• **RECORD EXTRACTS**
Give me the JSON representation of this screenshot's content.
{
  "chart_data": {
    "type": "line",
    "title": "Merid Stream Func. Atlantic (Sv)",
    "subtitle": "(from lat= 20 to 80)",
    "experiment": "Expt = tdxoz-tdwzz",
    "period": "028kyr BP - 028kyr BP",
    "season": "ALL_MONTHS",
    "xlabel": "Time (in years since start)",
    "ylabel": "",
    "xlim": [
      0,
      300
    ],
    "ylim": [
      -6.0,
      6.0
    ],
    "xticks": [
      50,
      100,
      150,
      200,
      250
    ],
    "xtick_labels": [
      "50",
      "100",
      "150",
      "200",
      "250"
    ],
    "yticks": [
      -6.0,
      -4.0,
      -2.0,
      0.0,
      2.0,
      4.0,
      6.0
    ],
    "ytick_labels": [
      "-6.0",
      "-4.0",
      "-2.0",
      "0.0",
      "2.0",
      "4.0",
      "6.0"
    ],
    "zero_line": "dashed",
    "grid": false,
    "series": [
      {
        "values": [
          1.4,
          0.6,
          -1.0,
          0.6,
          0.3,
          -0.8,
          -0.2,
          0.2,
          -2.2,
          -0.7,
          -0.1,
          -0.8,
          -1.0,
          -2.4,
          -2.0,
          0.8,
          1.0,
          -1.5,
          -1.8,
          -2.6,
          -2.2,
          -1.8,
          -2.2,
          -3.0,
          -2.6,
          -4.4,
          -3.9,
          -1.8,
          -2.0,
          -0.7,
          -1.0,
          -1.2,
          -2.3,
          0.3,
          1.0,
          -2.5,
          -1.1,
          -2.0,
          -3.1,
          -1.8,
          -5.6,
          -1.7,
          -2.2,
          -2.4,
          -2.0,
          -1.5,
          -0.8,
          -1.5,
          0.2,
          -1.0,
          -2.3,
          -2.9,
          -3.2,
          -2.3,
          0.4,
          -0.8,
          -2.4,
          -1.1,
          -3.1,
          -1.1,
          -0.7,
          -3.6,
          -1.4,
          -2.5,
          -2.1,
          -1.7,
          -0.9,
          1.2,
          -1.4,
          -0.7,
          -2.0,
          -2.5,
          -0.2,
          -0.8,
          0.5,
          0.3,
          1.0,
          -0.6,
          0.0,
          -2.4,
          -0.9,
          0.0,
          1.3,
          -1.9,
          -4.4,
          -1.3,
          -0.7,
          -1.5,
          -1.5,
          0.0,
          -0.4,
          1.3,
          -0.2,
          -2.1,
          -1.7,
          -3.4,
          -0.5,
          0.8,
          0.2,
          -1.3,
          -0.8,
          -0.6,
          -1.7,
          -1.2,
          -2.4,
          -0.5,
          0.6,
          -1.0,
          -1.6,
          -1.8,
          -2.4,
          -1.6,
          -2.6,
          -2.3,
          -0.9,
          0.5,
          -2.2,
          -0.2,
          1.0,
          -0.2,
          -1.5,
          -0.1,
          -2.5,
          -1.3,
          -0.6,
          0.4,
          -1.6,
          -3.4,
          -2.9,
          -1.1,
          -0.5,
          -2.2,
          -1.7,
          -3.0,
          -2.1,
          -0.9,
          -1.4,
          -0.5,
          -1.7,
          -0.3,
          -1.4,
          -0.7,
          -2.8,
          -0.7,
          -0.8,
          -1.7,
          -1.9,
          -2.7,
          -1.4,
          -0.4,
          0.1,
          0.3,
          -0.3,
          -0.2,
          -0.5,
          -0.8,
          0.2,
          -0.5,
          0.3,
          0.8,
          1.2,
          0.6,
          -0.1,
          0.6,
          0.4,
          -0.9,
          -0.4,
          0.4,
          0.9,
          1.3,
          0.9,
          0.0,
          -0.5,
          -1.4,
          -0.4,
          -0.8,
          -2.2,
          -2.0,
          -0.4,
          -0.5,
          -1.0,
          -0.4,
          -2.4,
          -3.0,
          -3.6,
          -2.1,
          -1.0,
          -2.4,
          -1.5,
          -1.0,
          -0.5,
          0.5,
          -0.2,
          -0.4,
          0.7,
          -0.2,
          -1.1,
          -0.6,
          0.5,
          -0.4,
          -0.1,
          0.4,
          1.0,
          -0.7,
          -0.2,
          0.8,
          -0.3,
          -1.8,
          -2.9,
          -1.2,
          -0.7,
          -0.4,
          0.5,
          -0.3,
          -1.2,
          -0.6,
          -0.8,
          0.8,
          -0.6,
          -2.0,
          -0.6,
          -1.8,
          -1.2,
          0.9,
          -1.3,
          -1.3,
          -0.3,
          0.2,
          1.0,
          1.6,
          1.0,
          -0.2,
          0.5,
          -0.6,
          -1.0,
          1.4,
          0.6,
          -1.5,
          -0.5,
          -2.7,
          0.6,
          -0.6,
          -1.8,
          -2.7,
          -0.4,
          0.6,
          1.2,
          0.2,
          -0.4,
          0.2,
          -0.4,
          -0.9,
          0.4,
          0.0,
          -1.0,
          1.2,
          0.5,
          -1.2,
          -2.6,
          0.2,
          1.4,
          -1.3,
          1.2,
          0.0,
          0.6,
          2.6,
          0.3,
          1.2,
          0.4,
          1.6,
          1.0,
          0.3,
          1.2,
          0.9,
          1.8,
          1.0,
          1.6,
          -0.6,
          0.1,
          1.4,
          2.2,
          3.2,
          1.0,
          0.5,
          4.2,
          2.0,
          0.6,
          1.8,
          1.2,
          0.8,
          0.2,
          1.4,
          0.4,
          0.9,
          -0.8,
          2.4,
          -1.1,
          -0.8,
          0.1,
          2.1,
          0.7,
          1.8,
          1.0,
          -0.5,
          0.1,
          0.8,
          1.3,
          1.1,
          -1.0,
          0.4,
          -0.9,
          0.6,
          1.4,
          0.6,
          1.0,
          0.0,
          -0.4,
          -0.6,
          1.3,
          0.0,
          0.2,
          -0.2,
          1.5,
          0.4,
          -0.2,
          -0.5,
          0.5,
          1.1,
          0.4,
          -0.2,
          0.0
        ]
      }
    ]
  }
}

• **PROBLEM**
Restate each entry exactly, skipping none.

• **FINISHED EXERCISE**
Give me the JSON representation of this screenshot's content.
{
  "chart_data": {
    "type": "line",
    "title": "Merid Stream Func. Atlantic (Sv)",
    "subtitle": "(from lat= 20 to 80)",
    "experiment": "Expt = tdxoz-tdwzz",
    "period": "028kyr BP - 028kyr BP",
    "season": "ALL_MONTHS",
    "xlabel": "Time (in years since start)",
    "ylabel": "",
    "xlim": [
      0,
      300
    ],
    "ylim": [
      -6.0,
      6.0
    ],
    "xticks": [
      50,
      100,
      150,
      200,
      250
    ],
    "xtick_labels": [
      "50",
      "100",
      "150",
      "200",
      "250"
    ],
    "yticks": [
      -6.0,
      -4.0,
      -2.0,
      0.0,
      2.0,
      4.0,
      6.0
    ],
    "ytick_labels": [
      "-6.0",
      "-4.0",
      "-2.0",
      "0.0",
      "2.0",
      "4.0",
      "6.0"
    ],
    "zero_line": "dashed",
    "grid": false,
    "series": [
      {
        "values": [
          1.4,
          0.6,
          -1.0,
          0.6,
          0.3,
          -0.8,
          -0.2,
          0.2,
          -2.2,
          -0.7,
          -0.1,
          -0.8,
          -1.0,
          -2.4,
          -2.0,
          0.8,
          1.0,
          -1.5,
          -1.8,
          -2.6,
          -2.2,
          -1.8,
          -2.2,
          -3.0,
          -2.6,
          -4.4,
          -3.9,
          -1.8,
          -2.0,
          -0.7,
          -1.0,
          -1.2,
          -2.3,
          0.3,
          1.0,
          -2.5,
          -1.1,
          -2.0,
          -3.1,
          -1.8,
          -5.6,
          -1.7,
          -2.2,
          -2.4,
          -2.0,
          -1.5,
          -0.8,
          -1.5,
          0.2,
          -1.0,
          -2.3,
          -2.9,
          -3.2,
          -2.3,
          0.4,
          -0.8,
          -2.4,
          -1.1,
          -3.1,
          -1.1,
          -0.7,
          -3.6,
          -1.4,
          -2.5,
          -2.1,
          -1.7,
          -0.9,
          1.2,
          -1.4,
          -0.7,
          -2.0,
          -2.5,
          -0.2,
          -0.8,
          0.5,
          0.3,
          1.0,
          -0.6,
          0.0,
          -2.4,
          -0.9,
          0.0,
          1.3,
          -1.9,
          -4.4,
          -1.3,
          -0.7,
          -1.5,
          -1.5,
          0.0,
          -0.4,
          1.3,
          -0.2,
          -2.1,
          -1.7,
          -3.4,
          -0.5,
          0.8,
          0.2,
          -1.3,
          -0.8,
          -0.6,
          -1.7,
          -1.2,
          -2.4,
          -0.5,
          0.6,
          -1.0,
          -1.6,
          -1.8,
          -2.4,
          -1.6,
          -2.6,
          -2.3,
          -0.9,
          0.5,
          -2.2,
          -0.2,
          1.0,
          -0.2,
          -1.5,
          -0.1,
          -2.5,
          -1.3,
          -0.6,
          0.4,
          -1.6,
          -3.4,
          -2.9,
          -1.1,
          -0.5,
          -2.2,
          -1.7,
          -3.0,
          -2.1,
          -0.9,
          -1.4,
          -0.5,
          -1.7,
          -0.3,
          -1.4,
          -0.7,
          -2.8,
          -0.7,
          -0.8,
          -1.7,
          -1.9,
          -2.7,
          -1.4,
          -0.4,
          0.1,
          0.3,
          -0.3,
          -0.2,
          -0.5,
          -0.8,
          0.2,
          -0.5,
          0.3,
          0.8,
          1.2,
          0.6,
          -0.1,
          0.6,
          0.4,
          -0.9,
          -0.4,
          0.4,
          0.9,
          1.3,
          0.9,
          0.0,
          -0.5,
          -1.4,
          -0.4,
          -0.8,
          -2.2,
          -2.0,
          -0.4,
          -0.5,
          -1.0,
          -0.4,
          -2.4,
          -3.0,
          -3.6,
          -2.1,
          -1.0,
          -2.4,
          -1.5,
          -1.0,
          -0.5,
          0.5,
          -0.2,
          -0.4,
          0.7,
          -0.2,
          -1.1,
          -0.6,
          0.5,
          -0.4,
          -0.1,
          0.4,
          1.0,
          -0.7,
          -0.2,
          0.8,
          -0.3,
          -1.8,
          -2.9,
          -1.2,
          -0.7,
          -0.4,
          0.5,
          -0.3,
          -1.2,
          -0.6,
          -0.8,
          0.8,
          -0.6,
          -2.0,
          -0.6,
          -1.8,
          -1.2,
          0.9,
          -1.3,
          -1.3,
          -0.3,
          0.2,
          1.0,
          1.6,
          1.0,
          -0.2,
          0.5,
          -0.6,
          -1.0,
          1.4,
          0.6,
          -1.5,
          -0.5,
          -2.7,
          0.6,
          -0.6,
          -1.8,
          -2.7,
          -0.4,
          0.6,
          1.2,
          0.2,
          -0.4,
          0.2,
          -0.4,
          -0.9,
          0.4,
          0.0,
          -1.0,
          1.2,
          0.5,
          -1.2,
          -2.6,
          0.2,
          1.4,
          -1.3,
          1.2,
          0.0,
          0.6,
          2.6,
          0.3,
          1.2,
          0.4,
          1.6,
          1.0,
          0.3,
          1.2,
          0.9,
          1.8,
          1.0,
          1.6,
          -0.6,
          0.1,
          1.4,
          2.2,
          3.2,
          1.0,
          0.5,
          4.2,
          2.0,
          0.6,
          1.8,
          1.2,
          0.8,
          0.2,
          1.4,
          0.4,
          0.9,
          -0.8,
          2.4,
          -1.1,
          -0.8,
          0.1,
          2.1,
          0.7,
          1.8,
          1.0,
          -0.5,
          0.1,
          0.8,
          1.3,
          1.1,
          -1.0,
          0.4,
          -0.9,
          0.6,
          1.4,
          0.6,
          1.0,
          0.0,
          -0.4,
          -0.6,
          1.3,
          0.0,
          0.2,
          -0.2,
          1.5,
          0.4,
          -0.2,
          -0.5,
          0.5,
          1.1,
          0.4,
          -0.2,
          0.0
        ]
      }
    ]
  }
}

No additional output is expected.